→ GOAL
Examine the entries below, count the lines holding the string "intervention", and respond with the number only.

---+---

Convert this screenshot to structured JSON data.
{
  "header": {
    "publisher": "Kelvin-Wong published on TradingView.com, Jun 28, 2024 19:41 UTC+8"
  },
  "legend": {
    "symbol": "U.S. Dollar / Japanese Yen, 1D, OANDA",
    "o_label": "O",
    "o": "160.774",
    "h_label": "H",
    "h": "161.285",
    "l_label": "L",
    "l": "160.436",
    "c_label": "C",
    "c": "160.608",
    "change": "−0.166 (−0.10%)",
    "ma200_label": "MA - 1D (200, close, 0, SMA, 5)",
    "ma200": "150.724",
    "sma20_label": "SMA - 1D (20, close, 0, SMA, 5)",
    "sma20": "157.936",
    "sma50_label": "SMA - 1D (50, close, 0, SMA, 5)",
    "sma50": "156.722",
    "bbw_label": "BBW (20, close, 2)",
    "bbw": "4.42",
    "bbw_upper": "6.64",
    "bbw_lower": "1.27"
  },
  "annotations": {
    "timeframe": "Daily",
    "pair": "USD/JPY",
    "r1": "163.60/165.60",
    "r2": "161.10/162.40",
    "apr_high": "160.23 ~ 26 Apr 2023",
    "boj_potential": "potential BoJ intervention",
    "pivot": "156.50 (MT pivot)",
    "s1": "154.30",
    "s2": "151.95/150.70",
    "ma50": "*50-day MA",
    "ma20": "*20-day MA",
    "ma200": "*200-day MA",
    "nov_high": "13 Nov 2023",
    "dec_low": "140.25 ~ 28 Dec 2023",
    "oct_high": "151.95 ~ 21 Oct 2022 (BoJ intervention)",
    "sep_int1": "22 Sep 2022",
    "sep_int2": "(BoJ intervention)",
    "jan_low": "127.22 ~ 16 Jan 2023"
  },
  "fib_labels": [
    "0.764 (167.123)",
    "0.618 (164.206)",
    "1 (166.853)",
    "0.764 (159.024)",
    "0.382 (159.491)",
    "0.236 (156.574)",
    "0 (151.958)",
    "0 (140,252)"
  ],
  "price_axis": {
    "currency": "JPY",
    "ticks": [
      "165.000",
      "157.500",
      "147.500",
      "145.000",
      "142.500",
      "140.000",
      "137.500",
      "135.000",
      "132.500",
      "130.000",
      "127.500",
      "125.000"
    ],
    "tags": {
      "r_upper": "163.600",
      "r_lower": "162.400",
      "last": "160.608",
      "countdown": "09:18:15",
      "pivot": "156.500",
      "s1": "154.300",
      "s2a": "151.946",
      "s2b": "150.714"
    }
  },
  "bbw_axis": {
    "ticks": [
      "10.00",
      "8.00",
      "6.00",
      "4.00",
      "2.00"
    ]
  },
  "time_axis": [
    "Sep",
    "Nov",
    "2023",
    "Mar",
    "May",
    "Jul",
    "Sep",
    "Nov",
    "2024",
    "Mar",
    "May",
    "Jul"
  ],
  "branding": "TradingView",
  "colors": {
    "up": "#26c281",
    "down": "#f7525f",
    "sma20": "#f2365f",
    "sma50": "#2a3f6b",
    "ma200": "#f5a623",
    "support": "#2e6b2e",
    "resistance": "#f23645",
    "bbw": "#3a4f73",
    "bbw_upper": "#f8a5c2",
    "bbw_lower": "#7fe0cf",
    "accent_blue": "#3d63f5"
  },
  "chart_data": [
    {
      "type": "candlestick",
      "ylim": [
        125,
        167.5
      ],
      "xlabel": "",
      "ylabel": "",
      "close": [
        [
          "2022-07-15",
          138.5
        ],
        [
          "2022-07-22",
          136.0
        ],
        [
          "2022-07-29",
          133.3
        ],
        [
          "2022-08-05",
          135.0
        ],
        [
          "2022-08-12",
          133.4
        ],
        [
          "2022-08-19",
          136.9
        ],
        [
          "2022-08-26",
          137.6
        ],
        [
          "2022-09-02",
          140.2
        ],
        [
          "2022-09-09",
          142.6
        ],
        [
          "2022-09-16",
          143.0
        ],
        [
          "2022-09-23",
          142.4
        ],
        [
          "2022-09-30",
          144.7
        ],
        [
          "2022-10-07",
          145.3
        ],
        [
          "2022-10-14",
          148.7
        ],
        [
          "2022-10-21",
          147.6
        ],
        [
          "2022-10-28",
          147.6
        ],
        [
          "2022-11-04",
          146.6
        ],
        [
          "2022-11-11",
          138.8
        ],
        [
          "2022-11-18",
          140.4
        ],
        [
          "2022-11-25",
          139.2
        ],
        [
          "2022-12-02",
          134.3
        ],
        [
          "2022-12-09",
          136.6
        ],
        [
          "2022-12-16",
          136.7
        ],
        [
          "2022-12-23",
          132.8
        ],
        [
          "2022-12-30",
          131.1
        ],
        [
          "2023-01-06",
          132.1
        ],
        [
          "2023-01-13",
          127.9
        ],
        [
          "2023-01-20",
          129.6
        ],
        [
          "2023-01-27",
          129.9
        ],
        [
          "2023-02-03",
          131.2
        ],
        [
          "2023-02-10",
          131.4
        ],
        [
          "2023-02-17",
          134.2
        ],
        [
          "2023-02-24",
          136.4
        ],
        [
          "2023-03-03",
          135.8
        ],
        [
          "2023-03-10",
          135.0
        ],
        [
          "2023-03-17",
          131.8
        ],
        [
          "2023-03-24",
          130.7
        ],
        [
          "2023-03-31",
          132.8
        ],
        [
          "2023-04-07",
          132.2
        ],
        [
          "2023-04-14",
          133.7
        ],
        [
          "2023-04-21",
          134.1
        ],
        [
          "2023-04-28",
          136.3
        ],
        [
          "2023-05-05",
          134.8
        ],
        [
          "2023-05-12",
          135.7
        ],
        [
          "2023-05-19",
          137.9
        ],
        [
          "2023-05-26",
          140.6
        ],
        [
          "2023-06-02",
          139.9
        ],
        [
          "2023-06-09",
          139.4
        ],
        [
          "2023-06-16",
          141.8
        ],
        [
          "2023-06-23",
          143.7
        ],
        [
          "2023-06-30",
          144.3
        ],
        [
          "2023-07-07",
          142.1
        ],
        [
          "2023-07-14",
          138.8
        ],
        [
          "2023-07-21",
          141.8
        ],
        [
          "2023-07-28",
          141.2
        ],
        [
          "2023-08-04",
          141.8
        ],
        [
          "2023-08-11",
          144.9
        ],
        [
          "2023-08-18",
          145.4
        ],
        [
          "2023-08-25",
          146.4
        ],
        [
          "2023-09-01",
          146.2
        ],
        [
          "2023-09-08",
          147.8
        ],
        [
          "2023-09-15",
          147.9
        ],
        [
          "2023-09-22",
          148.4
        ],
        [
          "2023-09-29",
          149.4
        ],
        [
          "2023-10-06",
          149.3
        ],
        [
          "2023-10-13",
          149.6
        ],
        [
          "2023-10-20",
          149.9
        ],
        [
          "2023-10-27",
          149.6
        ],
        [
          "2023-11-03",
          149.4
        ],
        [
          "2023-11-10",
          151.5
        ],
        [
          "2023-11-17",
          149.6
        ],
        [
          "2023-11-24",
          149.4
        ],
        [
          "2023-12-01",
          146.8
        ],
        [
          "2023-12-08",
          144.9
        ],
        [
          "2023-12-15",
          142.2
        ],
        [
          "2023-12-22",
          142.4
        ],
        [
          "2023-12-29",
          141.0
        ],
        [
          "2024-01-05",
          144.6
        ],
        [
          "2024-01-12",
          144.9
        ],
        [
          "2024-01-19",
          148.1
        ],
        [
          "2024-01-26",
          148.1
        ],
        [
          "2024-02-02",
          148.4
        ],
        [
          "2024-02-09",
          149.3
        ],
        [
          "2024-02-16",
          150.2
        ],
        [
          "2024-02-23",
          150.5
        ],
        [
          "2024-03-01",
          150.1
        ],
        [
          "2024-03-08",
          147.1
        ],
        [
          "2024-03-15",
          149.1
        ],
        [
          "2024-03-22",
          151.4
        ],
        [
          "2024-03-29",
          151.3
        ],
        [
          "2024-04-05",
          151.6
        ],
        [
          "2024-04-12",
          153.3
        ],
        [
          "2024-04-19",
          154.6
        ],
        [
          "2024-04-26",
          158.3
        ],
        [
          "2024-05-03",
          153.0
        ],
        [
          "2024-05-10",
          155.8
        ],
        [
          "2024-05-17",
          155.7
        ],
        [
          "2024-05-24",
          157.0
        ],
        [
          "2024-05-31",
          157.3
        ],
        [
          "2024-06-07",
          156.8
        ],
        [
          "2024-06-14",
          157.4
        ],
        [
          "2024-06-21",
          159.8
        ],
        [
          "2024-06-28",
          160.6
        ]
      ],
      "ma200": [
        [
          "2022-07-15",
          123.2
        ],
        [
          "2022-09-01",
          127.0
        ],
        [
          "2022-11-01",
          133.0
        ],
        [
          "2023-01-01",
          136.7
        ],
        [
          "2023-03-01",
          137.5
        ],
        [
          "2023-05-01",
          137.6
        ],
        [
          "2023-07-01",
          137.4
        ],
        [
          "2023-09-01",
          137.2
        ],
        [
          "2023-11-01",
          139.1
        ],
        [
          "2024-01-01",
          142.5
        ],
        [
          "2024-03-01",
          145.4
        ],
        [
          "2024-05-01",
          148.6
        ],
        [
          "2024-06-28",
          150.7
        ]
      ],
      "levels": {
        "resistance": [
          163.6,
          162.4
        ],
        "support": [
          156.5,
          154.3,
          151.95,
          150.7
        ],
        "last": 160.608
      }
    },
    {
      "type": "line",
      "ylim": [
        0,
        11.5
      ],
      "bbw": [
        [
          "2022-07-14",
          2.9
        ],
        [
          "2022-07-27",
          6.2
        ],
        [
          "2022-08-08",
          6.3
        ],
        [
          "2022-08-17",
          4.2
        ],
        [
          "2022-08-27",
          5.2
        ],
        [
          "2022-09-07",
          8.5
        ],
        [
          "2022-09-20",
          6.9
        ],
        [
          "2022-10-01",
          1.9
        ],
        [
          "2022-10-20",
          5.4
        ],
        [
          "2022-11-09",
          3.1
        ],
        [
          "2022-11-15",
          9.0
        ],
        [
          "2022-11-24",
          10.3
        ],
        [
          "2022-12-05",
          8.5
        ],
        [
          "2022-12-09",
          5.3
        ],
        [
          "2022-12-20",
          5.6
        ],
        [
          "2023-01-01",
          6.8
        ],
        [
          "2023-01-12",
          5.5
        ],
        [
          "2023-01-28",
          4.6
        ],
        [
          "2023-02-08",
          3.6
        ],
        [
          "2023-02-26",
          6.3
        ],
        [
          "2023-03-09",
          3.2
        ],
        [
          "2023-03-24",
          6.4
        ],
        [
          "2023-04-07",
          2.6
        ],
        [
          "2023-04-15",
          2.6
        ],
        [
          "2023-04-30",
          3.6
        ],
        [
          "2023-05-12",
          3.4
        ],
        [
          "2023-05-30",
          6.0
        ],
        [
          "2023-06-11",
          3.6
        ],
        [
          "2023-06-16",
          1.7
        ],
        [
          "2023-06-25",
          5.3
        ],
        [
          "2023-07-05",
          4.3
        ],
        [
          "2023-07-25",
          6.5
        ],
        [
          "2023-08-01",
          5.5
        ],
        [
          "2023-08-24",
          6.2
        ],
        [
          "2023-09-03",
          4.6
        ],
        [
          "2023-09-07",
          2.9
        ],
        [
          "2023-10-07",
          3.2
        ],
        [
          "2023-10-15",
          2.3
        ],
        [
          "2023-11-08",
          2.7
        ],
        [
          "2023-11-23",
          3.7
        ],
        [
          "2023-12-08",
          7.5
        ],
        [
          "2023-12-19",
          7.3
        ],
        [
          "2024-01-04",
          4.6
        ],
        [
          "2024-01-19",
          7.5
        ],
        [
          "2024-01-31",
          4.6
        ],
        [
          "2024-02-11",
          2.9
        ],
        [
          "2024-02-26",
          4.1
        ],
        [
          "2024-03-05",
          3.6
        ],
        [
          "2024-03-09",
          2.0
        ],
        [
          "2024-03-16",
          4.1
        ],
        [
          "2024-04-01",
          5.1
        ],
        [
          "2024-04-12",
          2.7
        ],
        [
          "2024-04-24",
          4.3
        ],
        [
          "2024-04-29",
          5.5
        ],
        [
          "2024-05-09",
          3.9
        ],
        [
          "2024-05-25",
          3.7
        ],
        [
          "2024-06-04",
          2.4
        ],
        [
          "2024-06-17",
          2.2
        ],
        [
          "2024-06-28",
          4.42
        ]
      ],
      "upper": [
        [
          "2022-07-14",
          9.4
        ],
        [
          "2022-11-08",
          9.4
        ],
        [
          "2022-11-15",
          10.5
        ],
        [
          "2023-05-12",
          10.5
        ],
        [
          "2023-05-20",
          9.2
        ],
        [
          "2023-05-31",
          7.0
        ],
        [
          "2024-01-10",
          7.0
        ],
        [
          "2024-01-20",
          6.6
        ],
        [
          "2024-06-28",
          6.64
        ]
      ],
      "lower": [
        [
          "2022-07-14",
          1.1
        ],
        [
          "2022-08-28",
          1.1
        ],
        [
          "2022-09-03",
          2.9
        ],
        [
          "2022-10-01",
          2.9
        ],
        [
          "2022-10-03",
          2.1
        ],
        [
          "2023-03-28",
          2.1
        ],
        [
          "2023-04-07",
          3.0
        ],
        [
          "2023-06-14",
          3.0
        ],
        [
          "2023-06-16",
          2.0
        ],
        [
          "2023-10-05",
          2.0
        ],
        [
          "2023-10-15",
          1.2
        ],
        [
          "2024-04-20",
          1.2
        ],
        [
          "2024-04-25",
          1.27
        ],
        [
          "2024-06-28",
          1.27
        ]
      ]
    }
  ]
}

---+---

→ CORRECT ANSWER
3